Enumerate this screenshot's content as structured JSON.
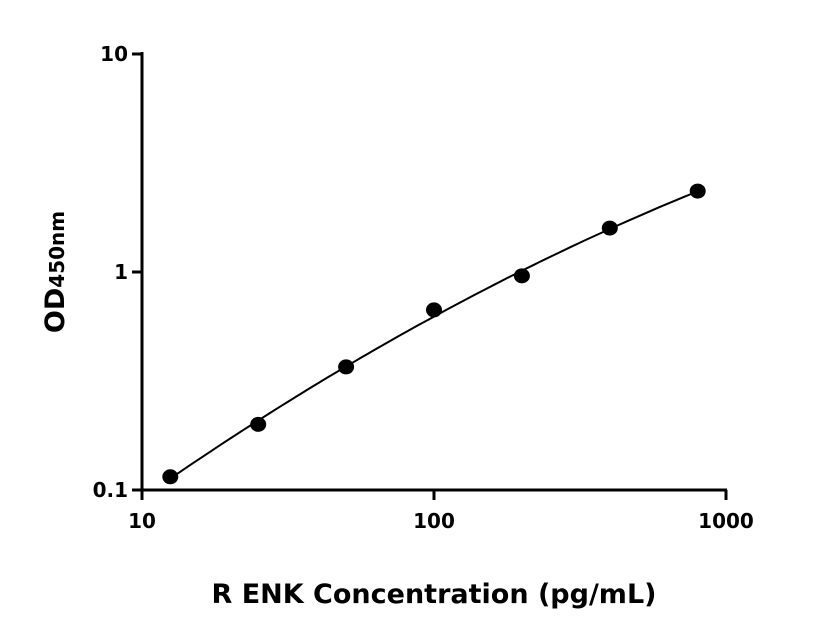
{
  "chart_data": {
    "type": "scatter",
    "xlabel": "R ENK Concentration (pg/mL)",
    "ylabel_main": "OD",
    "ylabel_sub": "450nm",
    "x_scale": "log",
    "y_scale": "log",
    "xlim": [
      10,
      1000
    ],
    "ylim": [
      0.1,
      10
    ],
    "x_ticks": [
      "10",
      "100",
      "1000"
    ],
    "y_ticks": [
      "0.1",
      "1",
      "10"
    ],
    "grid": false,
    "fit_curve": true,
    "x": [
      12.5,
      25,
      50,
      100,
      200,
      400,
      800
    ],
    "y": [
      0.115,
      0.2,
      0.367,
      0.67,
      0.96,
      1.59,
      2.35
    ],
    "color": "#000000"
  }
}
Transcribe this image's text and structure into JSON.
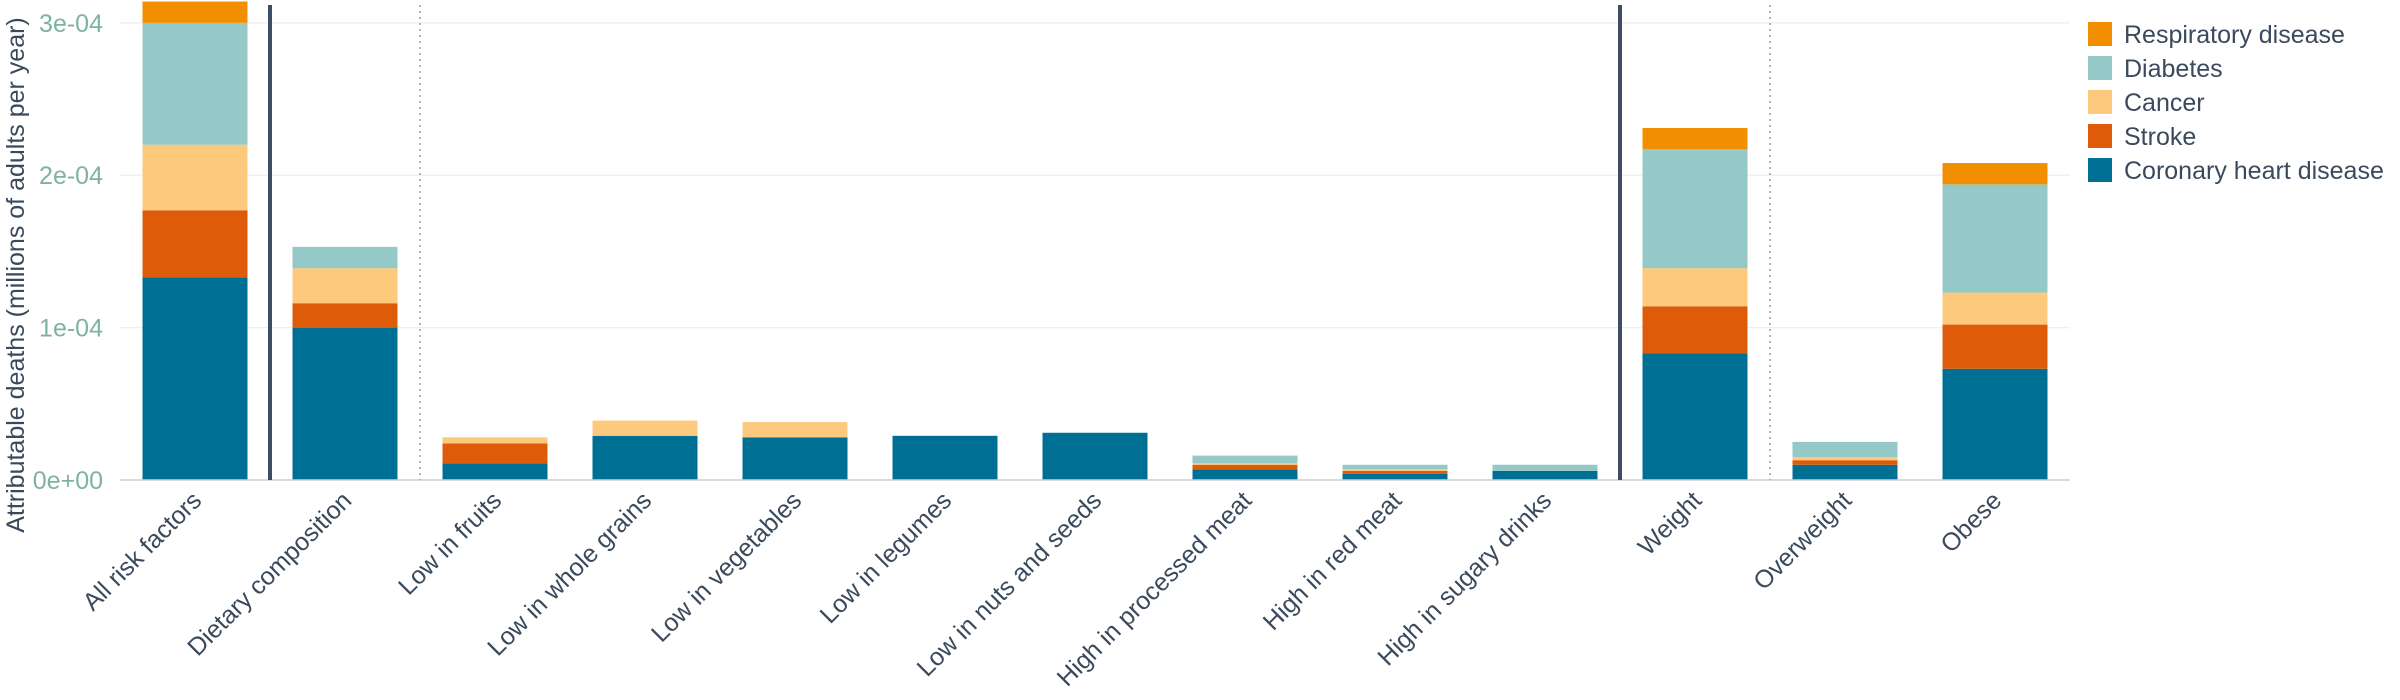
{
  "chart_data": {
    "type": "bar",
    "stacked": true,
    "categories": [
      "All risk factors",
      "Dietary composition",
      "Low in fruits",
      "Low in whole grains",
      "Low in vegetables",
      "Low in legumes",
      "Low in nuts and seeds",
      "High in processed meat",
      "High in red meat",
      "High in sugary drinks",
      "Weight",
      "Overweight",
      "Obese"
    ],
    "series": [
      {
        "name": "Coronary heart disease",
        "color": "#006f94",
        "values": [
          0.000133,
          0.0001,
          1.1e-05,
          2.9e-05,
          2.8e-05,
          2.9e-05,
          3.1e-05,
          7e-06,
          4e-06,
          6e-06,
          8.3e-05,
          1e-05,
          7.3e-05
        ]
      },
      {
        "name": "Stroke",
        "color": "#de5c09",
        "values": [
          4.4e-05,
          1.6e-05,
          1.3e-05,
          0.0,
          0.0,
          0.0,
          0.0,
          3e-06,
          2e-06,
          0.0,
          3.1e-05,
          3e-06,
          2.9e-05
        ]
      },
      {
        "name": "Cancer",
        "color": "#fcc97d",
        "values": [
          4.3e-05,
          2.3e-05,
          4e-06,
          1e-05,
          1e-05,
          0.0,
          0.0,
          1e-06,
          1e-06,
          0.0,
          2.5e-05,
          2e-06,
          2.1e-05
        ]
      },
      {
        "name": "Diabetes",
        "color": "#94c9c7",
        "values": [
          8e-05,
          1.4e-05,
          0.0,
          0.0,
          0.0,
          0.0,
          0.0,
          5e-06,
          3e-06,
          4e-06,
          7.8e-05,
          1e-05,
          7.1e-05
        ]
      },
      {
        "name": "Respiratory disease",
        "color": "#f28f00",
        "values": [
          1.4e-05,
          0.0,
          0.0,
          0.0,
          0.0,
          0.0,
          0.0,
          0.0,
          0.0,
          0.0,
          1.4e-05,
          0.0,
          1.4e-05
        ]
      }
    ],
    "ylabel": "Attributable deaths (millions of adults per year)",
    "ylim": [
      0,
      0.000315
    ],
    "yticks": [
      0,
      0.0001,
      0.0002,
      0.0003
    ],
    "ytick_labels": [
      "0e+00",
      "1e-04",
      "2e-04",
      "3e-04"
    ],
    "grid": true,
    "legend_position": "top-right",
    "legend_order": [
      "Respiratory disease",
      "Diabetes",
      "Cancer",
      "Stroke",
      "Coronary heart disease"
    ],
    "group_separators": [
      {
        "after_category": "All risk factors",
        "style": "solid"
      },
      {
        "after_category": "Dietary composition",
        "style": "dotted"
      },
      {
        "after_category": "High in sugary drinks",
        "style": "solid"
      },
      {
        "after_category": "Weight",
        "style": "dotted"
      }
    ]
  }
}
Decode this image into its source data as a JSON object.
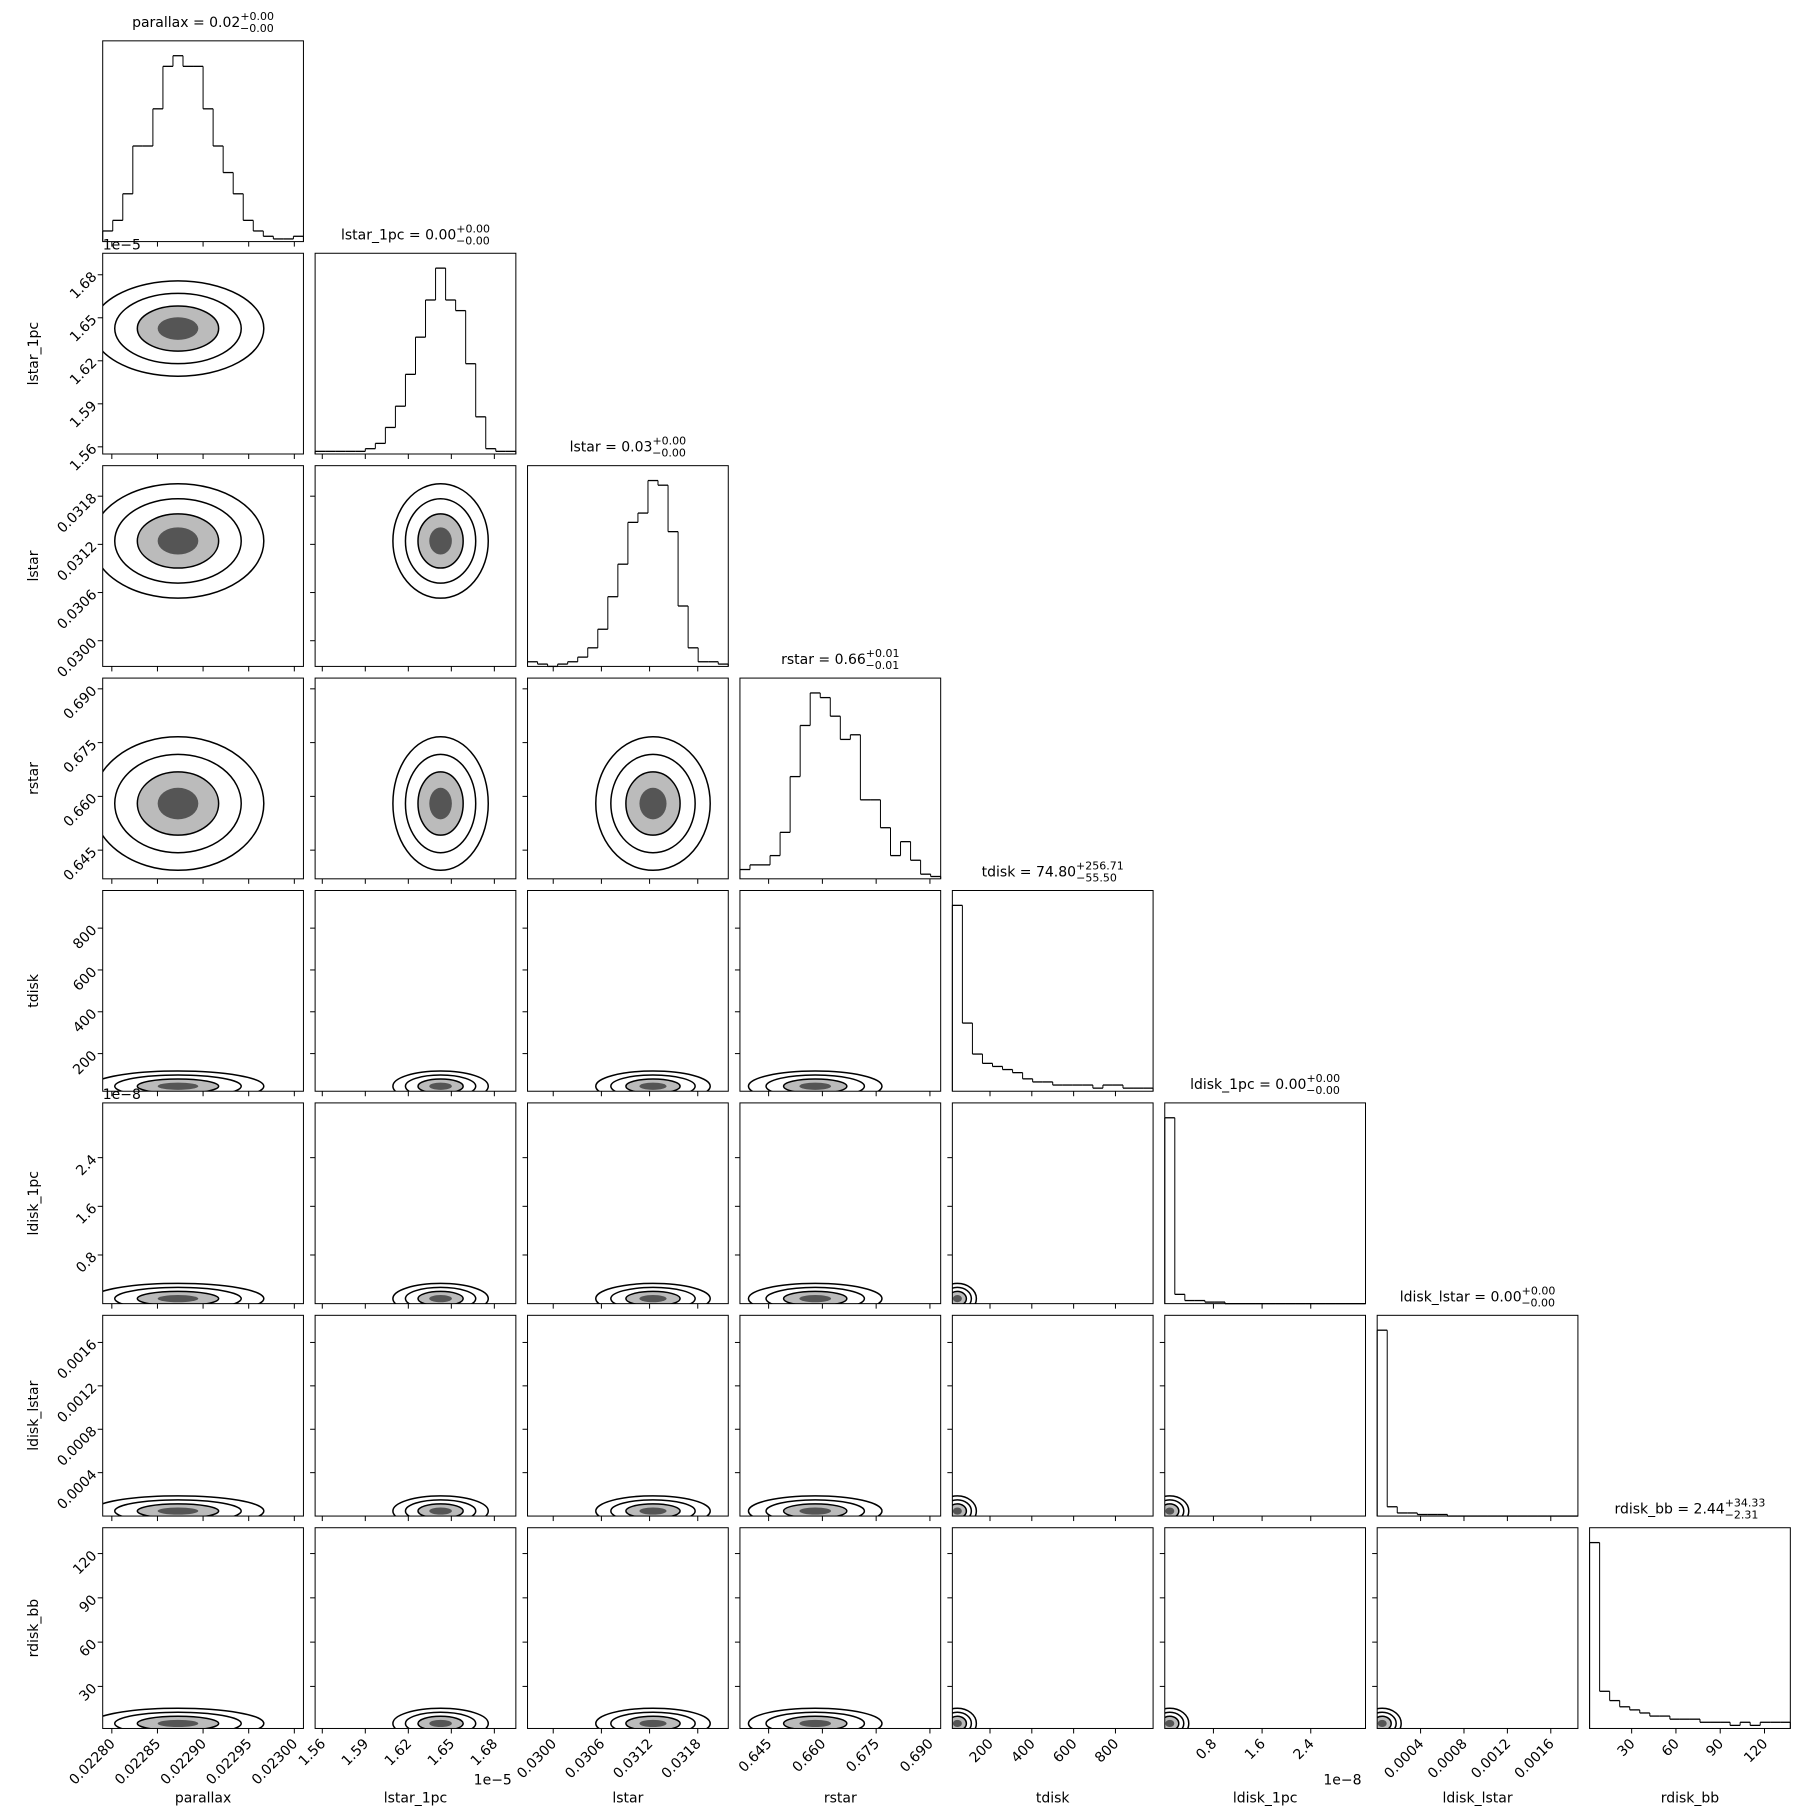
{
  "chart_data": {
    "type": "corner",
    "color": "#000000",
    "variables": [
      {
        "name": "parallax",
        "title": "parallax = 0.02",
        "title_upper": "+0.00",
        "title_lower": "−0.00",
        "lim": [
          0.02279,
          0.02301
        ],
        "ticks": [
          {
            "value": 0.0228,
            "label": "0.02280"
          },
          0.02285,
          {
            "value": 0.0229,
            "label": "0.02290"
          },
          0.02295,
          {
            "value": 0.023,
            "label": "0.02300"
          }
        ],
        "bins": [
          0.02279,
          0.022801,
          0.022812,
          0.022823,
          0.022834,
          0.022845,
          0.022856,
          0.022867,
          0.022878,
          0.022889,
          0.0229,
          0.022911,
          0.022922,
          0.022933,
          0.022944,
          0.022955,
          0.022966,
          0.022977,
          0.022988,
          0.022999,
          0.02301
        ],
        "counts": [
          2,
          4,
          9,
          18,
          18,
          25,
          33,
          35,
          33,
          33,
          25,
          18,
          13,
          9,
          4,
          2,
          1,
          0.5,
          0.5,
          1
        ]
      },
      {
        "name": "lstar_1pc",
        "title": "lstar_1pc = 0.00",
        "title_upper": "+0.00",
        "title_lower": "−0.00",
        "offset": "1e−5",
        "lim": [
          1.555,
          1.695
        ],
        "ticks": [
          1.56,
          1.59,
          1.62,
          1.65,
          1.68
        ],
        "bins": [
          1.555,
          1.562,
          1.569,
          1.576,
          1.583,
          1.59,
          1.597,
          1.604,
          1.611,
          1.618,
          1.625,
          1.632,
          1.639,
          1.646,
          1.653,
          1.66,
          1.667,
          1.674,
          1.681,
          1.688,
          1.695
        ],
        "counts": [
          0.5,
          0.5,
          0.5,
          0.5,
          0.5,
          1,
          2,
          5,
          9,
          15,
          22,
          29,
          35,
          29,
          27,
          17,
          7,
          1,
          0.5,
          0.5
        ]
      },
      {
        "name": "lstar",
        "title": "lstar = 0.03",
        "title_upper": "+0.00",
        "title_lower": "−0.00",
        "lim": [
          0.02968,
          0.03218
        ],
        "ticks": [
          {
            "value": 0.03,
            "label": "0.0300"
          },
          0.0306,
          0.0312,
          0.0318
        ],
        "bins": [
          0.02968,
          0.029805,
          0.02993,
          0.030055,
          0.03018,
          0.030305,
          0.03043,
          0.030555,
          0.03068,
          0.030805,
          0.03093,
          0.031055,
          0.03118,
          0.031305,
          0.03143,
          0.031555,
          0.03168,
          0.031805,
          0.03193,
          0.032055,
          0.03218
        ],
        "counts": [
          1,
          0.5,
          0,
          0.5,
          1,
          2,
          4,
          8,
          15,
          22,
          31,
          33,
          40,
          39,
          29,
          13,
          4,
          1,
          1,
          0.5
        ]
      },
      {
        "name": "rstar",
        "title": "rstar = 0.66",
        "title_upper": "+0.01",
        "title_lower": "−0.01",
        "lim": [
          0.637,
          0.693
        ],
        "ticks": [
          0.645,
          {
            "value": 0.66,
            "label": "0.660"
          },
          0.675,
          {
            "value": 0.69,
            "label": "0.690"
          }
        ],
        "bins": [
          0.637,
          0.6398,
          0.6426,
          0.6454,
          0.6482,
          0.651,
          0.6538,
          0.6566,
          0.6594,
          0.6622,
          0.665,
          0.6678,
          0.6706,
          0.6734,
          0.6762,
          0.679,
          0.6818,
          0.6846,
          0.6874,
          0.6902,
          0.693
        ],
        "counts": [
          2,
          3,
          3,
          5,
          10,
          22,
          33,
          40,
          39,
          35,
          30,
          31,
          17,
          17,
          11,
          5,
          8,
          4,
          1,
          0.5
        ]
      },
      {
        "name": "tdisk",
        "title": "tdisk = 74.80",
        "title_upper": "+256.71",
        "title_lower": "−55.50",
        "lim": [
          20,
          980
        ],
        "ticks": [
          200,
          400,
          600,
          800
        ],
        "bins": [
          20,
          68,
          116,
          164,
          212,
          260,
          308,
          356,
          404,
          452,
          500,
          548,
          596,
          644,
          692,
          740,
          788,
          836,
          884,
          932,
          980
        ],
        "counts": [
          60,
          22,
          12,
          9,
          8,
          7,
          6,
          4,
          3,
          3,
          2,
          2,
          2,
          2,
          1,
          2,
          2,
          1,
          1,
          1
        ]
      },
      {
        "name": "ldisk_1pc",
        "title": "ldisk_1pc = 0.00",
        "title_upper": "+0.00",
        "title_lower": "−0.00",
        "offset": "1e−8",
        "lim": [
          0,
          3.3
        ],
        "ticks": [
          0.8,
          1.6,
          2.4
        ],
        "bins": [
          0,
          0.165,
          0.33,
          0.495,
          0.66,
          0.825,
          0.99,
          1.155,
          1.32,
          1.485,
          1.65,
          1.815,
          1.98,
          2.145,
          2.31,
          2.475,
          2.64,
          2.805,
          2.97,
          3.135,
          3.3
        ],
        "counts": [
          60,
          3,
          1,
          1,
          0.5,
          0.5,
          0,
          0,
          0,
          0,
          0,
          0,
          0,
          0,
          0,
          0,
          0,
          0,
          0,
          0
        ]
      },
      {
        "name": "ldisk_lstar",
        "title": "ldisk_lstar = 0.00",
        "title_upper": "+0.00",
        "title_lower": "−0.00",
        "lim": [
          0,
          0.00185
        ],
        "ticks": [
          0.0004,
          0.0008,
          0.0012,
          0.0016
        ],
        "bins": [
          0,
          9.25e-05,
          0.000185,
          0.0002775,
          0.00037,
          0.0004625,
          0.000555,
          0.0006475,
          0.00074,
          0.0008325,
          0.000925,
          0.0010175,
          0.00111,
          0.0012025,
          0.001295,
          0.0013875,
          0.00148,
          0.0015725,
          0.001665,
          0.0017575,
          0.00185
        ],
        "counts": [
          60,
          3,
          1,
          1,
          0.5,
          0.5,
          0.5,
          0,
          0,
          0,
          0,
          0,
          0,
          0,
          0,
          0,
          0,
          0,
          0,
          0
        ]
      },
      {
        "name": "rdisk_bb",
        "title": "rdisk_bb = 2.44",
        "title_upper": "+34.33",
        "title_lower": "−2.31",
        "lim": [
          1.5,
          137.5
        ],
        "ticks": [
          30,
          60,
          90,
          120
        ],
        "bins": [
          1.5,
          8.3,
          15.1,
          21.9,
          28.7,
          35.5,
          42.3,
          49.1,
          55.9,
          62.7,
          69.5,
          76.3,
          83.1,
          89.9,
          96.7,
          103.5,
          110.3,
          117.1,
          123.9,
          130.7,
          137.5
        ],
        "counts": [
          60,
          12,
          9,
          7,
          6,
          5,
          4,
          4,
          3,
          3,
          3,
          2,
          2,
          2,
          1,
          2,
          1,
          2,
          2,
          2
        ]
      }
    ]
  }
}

▸ **Stated problem**
Gather, from the listing above, every line carrying the word "drinks".

▸ **Written reply**
      "High in sugary drinks",
        "after_category": "High in sugary drinks",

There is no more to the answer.